>>>>>

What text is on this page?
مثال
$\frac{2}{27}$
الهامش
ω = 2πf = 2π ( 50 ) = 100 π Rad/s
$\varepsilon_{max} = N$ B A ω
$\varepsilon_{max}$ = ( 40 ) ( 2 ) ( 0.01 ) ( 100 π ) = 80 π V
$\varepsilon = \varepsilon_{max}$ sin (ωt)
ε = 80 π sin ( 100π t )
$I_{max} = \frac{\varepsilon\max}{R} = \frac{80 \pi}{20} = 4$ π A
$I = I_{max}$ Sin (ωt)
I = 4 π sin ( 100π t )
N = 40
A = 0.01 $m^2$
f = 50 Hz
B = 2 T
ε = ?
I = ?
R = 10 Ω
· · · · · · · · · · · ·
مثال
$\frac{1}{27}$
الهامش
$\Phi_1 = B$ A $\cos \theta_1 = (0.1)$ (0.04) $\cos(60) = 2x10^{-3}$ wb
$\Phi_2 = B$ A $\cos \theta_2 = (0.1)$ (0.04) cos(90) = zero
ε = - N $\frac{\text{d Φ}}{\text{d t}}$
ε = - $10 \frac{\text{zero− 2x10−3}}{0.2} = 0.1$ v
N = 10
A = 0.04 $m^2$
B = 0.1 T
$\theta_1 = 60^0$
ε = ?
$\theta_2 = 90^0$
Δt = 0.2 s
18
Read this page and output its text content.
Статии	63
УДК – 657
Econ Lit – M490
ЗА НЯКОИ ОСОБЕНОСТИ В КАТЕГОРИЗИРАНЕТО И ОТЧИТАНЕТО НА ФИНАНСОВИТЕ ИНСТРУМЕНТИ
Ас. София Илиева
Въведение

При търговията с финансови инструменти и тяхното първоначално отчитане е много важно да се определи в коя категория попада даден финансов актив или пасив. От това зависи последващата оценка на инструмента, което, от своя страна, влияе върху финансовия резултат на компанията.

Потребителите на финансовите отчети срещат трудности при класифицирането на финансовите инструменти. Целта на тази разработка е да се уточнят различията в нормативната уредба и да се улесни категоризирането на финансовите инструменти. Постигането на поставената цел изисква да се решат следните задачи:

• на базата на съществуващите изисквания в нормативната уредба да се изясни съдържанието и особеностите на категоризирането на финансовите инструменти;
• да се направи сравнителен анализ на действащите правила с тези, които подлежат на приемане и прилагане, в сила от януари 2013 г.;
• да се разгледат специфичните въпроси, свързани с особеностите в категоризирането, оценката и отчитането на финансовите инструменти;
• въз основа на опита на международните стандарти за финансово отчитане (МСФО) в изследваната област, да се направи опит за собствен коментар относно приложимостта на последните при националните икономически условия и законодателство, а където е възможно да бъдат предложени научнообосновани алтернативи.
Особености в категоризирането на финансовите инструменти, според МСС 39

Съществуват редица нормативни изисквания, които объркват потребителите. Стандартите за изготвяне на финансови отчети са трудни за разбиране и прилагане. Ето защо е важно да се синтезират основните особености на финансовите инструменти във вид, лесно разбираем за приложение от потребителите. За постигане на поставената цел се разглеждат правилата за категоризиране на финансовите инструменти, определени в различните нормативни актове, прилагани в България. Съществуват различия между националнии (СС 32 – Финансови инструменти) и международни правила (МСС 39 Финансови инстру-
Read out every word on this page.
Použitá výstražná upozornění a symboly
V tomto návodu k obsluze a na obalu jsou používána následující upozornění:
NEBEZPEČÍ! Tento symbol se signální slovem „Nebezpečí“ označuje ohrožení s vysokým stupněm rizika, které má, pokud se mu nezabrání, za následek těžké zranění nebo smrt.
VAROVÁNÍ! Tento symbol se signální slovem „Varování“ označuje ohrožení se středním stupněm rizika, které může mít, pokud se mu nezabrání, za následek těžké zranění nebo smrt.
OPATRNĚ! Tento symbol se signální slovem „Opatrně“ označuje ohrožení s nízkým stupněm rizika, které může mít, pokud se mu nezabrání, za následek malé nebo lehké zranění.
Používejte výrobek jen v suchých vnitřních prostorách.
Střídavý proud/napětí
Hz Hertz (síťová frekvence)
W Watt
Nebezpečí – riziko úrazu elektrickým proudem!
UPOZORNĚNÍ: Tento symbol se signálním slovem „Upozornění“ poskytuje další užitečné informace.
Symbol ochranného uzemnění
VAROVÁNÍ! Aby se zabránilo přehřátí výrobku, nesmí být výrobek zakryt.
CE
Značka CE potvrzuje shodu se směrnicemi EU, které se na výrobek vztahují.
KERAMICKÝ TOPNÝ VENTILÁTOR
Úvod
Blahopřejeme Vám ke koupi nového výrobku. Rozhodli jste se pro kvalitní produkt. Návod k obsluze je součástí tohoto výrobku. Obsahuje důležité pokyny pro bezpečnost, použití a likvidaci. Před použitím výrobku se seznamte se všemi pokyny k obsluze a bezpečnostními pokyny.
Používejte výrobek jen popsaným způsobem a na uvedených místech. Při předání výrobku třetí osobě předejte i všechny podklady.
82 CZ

<<<<<

* Exercise prompt
Where a line holds "smrt", copy that line.

* Final answer
NEBEZPEČÍ! Tento symbol se signální slovem „Nebezpečí“ označuje ohrožení s vysokým stupněm rizika, které má, pokud se mu nezabrání, za následek těžké zranění nebo smrt.
VAROVÁNÍ! Tento symbol se signální slovem „Varování“ označuje ohrožení se středním stupněm rizika, které může mít, pokud se mu nezabrání, za následek těžké zranění nebo smrt.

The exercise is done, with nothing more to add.